• **Given request**: Take from the listing each line that has the string "results".

• **Data provided**:
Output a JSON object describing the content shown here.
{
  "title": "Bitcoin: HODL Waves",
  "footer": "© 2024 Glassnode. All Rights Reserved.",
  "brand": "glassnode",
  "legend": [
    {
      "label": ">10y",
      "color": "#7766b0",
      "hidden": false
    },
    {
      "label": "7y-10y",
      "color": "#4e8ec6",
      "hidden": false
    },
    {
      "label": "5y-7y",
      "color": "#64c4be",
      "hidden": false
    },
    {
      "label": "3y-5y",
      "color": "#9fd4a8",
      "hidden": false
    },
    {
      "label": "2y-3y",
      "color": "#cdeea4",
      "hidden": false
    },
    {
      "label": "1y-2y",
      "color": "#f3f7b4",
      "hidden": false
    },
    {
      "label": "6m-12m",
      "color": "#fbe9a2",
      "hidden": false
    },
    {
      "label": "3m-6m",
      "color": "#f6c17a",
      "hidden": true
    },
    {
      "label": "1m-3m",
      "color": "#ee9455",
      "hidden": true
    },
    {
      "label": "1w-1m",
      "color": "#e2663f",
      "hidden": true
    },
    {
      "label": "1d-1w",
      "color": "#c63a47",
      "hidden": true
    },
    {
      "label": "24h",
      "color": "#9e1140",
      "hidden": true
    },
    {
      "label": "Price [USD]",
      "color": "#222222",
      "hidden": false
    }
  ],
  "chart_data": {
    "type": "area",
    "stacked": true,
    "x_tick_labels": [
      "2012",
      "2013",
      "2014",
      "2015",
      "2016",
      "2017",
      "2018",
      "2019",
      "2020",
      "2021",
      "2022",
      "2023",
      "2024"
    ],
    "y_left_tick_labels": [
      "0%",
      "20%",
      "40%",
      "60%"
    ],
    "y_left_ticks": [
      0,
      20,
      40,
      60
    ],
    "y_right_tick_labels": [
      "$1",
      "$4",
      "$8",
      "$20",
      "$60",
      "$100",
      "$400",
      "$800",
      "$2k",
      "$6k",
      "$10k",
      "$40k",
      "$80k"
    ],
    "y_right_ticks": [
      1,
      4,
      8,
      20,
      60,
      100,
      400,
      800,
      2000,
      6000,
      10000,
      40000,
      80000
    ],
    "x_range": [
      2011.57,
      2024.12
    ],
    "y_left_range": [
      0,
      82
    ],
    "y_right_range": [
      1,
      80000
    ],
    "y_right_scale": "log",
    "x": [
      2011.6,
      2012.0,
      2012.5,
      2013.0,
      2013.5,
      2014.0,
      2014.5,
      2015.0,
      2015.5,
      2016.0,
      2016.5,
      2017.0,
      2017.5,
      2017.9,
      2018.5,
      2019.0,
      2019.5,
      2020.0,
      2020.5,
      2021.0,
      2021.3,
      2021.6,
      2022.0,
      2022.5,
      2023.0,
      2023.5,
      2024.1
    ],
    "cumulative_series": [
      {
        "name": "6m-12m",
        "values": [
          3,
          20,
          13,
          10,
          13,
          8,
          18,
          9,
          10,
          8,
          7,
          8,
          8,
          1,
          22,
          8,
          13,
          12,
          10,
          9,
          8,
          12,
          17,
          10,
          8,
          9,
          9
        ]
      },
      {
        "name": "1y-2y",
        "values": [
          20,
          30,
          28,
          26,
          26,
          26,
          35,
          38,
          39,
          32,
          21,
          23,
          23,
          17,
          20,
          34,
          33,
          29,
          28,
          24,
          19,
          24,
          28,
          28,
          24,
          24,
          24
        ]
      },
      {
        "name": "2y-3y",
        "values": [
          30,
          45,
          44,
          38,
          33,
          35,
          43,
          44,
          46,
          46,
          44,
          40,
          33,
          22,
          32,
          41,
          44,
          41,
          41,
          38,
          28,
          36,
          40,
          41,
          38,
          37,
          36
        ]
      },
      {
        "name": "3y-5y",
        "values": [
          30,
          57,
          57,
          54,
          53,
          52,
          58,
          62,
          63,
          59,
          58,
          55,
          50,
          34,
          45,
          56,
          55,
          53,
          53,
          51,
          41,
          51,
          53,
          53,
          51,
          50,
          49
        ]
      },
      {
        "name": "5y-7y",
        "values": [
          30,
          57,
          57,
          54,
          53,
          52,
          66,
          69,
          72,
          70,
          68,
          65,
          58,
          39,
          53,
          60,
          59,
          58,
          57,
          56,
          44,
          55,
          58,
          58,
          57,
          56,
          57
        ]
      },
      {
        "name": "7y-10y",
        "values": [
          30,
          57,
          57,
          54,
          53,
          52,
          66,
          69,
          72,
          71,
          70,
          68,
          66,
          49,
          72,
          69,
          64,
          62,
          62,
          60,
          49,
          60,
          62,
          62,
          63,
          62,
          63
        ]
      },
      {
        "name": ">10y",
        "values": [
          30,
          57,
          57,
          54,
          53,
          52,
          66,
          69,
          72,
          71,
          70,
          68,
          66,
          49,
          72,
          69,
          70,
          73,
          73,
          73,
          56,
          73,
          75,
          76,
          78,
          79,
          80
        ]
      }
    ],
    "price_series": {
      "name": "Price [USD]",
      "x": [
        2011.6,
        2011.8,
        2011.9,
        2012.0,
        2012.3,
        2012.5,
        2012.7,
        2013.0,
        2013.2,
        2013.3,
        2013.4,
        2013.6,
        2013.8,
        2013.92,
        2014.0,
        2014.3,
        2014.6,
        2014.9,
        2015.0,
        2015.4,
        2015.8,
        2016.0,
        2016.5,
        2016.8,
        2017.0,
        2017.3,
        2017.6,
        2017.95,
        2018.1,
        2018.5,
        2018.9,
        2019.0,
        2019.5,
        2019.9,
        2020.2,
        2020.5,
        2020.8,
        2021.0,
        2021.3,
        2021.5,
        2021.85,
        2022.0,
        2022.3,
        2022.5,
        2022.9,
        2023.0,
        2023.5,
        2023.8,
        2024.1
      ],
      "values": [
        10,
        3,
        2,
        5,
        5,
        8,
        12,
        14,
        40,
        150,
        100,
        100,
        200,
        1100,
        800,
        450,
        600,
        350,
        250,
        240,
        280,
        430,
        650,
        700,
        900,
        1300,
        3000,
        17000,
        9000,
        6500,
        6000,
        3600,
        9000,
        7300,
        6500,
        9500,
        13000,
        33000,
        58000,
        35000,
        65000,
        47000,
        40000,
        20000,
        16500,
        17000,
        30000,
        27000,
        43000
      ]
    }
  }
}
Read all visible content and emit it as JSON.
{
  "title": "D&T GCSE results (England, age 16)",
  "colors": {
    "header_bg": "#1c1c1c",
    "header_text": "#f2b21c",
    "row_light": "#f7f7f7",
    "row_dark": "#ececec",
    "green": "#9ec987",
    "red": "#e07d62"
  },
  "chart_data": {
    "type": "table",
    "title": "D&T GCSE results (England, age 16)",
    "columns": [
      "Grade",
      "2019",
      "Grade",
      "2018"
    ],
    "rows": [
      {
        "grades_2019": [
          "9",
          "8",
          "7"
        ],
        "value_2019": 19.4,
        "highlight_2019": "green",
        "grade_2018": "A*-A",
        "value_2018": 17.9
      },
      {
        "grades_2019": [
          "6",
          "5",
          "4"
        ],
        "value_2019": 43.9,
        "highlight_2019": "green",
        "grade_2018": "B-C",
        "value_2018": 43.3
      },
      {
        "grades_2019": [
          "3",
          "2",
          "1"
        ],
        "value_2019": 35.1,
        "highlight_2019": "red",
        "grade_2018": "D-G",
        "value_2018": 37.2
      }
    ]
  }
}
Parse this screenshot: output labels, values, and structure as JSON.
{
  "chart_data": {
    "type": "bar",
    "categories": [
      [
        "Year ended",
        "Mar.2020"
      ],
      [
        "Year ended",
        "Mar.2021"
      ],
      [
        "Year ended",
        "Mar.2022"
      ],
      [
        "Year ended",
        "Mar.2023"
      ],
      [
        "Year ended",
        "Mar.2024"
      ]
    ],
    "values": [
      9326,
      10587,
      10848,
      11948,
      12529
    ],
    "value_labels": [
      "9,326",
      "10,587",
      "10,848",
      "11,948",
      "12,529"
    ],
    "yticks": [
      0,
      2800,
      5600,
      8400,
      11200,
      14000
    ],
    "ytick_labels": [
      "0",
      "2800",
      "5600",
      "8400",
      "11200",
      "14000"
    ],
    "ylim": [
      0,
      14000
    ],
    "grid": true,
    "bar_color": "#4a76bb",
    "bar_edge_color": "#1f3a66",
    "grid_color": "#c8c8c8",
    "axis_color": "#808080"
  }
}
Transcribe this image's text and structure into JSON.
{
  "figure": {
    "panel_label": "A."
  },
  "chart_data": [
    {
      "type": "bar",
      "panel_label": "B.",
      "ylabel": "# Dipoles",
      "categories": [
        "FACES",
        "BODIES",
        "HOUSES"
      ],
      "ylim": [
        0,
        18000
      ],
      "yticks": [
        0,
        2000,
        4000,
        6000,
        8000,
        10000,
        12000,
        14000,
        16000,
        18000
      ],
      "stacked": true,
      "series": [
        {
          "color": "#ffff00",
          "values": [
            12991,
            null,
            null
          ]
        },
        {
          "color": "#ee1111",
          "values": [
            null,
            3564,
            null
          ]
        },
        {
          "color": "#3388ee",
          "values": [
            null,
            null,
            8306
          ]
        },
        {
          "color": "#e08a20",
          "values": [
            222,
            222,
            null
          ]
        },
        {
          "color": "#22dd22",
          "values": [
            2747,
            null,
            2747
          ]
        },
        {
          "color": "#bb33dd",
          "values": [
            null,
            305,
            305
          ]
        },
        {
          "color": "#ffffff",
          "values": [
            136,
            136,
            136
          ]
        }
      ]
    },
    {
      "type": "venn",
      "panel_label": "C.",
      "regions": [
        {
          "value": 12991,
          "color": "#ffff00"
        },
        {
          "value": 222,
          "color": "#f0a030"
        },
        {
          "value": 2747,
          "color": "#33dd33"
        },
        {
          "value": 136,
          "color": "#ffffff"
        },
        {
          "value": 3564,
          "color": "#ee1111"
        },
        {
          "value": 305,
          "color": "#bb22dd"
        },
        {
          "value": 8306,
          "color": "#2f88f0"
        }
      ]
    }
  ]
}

• **Output**:
  "title": "D&T GCSE results (England, age 16)",
    "title": "D&T GCSE results (England, age 16)",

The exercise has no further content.